## Listed records
▼

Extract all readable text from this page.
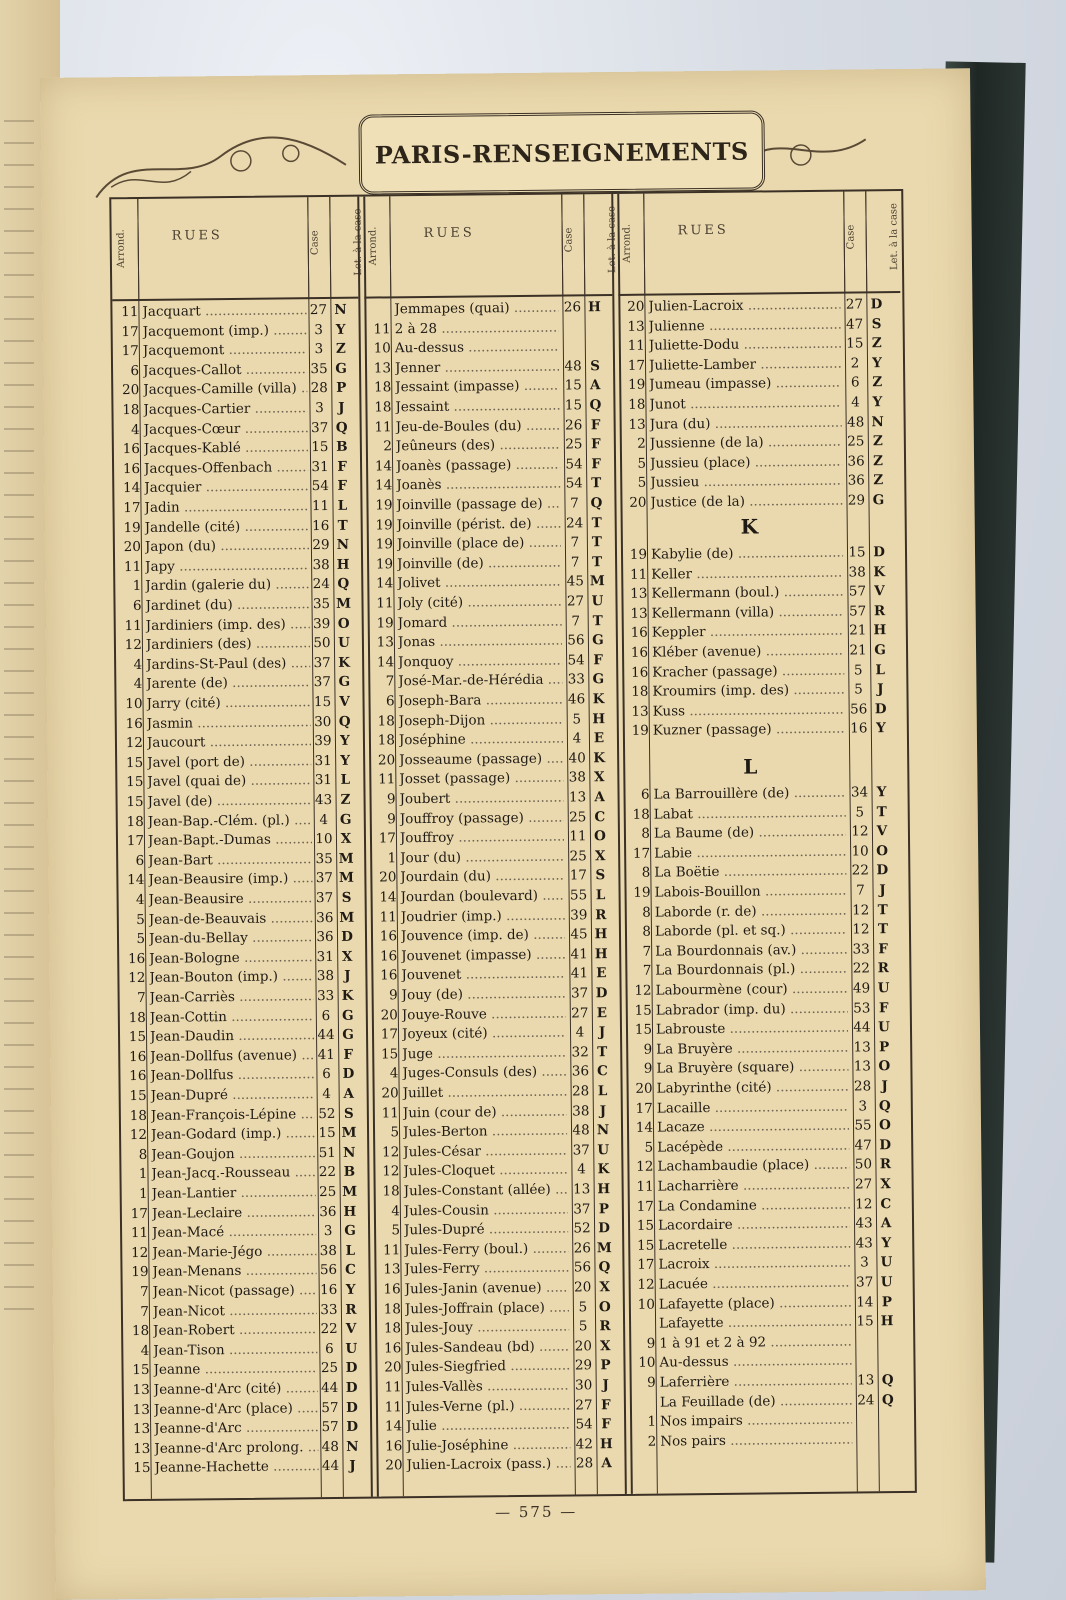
PARIS-RENSEIGNEMENTS
Arrond.	RUES	Case	Let. à la case
11 Jacquart .....	27 N
17 Jacquemont (imp.) .....	3 Y
17 Jacquemont .....	3 Z
6 Jacques-Callot .....	35 G
20 Jacques-Camille (villa) .....	28 P
18 Jacques-Cartier .....	3	J
4 Jacques-Cœur .....	37 Q
16 Jacques-Kablé .....	15 B
16 Jacques-Offenbach .....	31 F
14 Jacquier .....	54 F
17 Jadin .....	11 L
19 Jandelle (cité) .....	16 T
20 Japon (du) .....	29 N
11 Japy .....	38 H
1 Jardin (galerie du) .....	24 Q
6 Jardinet (du) .....	35 M
11 Jardiniers (imp. des) .....	39 O
12 Jardiniers (des) .....	50 U
4 Jardins-St-Paul (des) .....	37 K
4 Jarente (de) .....	37 G
10 Jarry (cité) .....	15 V
16 Jasmin .....	30 Q
12 Jaucourt .....	39 Y
15 Javel (port de) .....	31 Y
15 Javel (quai de) .....	31 L
15 Javel (de) .....	43 Z
18 Jean-Bap.-Clém. (pl.) .....	4 G
17 Jean-Bapt.-Dumas .....	10 X
6 Jean-Bart .....	35 M
14 Jean-Beausire (imp.) .....	37 M
4 Jean-Beausire .....	37 S
5 Jean-de-Beauvais .....	36 M
5 Jean-du-Bellay .....	36 D
16 Jean-Bologne .....	31 X
12 Jean-Bouton (imp.) .....	38 J
7 Jean-Carriès .....	33 K
18 Jean-Cottin .....	6 G
15 Jean-Daudin .....	44 G
16 Jean-Dollfus (avenue) .....	41 F
16 Jean-Dollfus .....	6 D
15 Jean-Dupré .....	4 A
18 Jean-François-Lépine .....	52 S
12 Jean-Godard (imp.) .....	15 M
8 Jean-Goujon .....	51 N
1 Jean-Jacq.-Rousseau .....	22 B
1 Jean-Lantier .....	25 M
17 Jean-Leclaire .....	36 H
11 Jean-Macé .....	3 G
12 Jean-Marie-Jégo .....	38 L
19 Jean-Menans .....	56 C
7 Jean-Nicot (passage) .....	16 Y
7 Jean-Nicot .....	33 R
18 Jean-Robert .....	22 V
4 Jean-Tison .....	6 U
15 Jeanne .....	25 D
13 Jeanne-d'Arc (cité) .....	44 D
13 Jeanne-d'Arc (place) .....	57 D
13 Jeanne-d'Arc .....	57 D
13 Jeanne-d'Arc prolong. .....	48 N
15 Jeanne-Hachette .....	44 J
Arrond.	RUES	Case	Let. à la case
Jemmapes (quai) .....	26 H
11 2 à 28 .....
10 Au-dessus .....
13 Jenner .....	48 S
18 Jessaint (impasse) .....	15 A
18 Jessaint .....	15 Q
11 Jeu-de-Boules (du) .....	26 F
2 Jeûneurs (des) .....	25 F
14 Joanès (passage) .....	54 F
14 Joanès .....	54 T
19 Joinville (passage de) .....	7 Q
19 Joinville (périst. de) .....	24 T
19 Joinville (place de) .....	7 T
19 Joinville (de) .....	7 T
14 Jolivet .....	45 M
11 Joly (cité) .....	27 U
19 Jomard .....	7 T
13 Jonas .....	56 G
14 Jonquoy .....	54 F
7 José-Mar.-de-Hérédia .....	33 G
6 Joseph-Bara .....	46 K
18 Joseph-Dijon .....	5 H
18 Joséphine .....	4 E
20 Josseaume (passage) .....	40 K
11 Josset (passage) .....	38 X
9 Joubert .....	13 A
9 Jouffroy (passage) .....	25 C
17 Jouffroy .....	11 O
1 Jour (du) .....	25 X
20 Jourdain (du) .....	17 S
14 Jourdan (boulevard) .....	55 L
11 Joudrier (imp.) .....	39 R
16 Jouvence (imp. de) .....	45 H
16 Jouvenet (impasse) .....	41 H
16 Jouvenet .....	41 E
9 Jouy (de) .....	37 D
20 Jouye-Rouve .....	27 E
17 Joyeux (cité) .....	4	J
15 Juge .....	32 T
4 Juges-Consuls (des) .....	36 C
20 Juillet .....	28 L
11 Juin (cour de) .....	38 J
5 Jules-Berton .....	48 N
12 Jules-César .....	37 U
12 Jules-Cloquet .....	4 K
18 Jules-Constant (allée) .....	13 H
4 Jules-Cousin .....	37 P
5 Jules-Dupré .....	52 D
11 Jules-Ferry (boul.) .....	26 M
13 Jules-Ferry .....	56 Q
16 Jules-Janin (avenue) .....	20 X
18 Jules-Joffrain (place) .....	5 O
18 Jules-Jouy .....	5 R
16 Jules-Sandeau (bd) .....	20 X
20 Jules-Siegfried .....	29 P
11 Jules-Vallès .....	30 J
11 Jules-Verne (pl.) .....	27 F
14 Julie .....	54 F
16 Julie-Joséphine .....	42 H
20 Julien-Lacroix (pass.) .....	28 A
Arrond.	RUES	Case	Let. à la case
20 Julien-Lacroix .....	27 D
13 Julienne .....	47 S
11 Juliette-Dodu .....	15 Z
17 Juliette-Lamber .....	2 Y
19 Jumeau (impasse) .....	6 Z
18 Junot .....	4 Y
13 Jura (du) .....	48 N
2 Jussienne (de la) .....	25 Z
5 Jussieu (place) .....	36 Z
5 Jussieu .....	36 Z
20 Justice (de la) .....	29 G
K
19 Kabylie (de) .....	15 D
11 Keller .....	38 K
13 Kellermann (boul.) .....	57 V
13 Kellermann (villa) .....	57 R
16 Keppler .....	21 H
16 Kléber (avenue) .....	21 G
16 Kracher (passage) .....	5 L
18 Kroumirs (imp. des) .....	5	J
13 Kuss .....	56 D
19 Kuzner (passage) .....	16 Y
L
6 La Barrouillère (de) .....	34 Y
18 Labat .....	5 T
8 La Baume (de) .....	12 V
17 Labie .....	10 O
8 La Boëtie .....	22 D
19 Labois-Bouillon .....	7	J
8 Laborde (r. de) .....	12 T
8 Laborde (pl. et sq.) .....	12 T
7 La Bourdonnais (av.) .....	33 F
7 La Bourdonnais (pl.) .....	22 R
12 Labourmène (cour) .....	49 U
15 Labrador (imp. du) .....	53 F
15 Labrouste .....	44 U
9 La Bruyère .....	13 P
9 La Bruyère (square) .....	13 O
20 Labyrinthe (cité) .....	28 J
17 Lacaille .....	3 Q
14 Lacaze .....	55 O
5 Lacépède .....	47 D
12 Lachambaudie (place) .....	50 R
11 Lacharrière .....	27 X
17 La Condamine .....	12 C
15 Lacordaire .....	43 A
15 Lacretelle .....	43 Y
17 Lacroix .....	3 U
12 Lacuée .....	37 U
10 Lafayette (place) .....	14 P
Lafayette .....	15 H
9 1 à 91 et 2 à 92 .....
10 Au-dessus .....
9 Laferrière .....	13 Q
La Feuillade (de) .....	24 Q
1 Nos impairs .....
2 Nos pairs .....
— 575 —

▲

## The problem
Scan the listing above. Gather each line that contains the word "Jeanne".

## Answer to the exercise
15 Jeanne .....	25 D
13 Jeanne-d'Arc (cité) .....	44 D
13 Jeanne-d'Arc (place) .....	57 D
13 Jeanne-d'Arc .....	57 D
13 Jeanne-d'Arc prolong. .....	48 N
15 Jeanne-Hachette .....	44 J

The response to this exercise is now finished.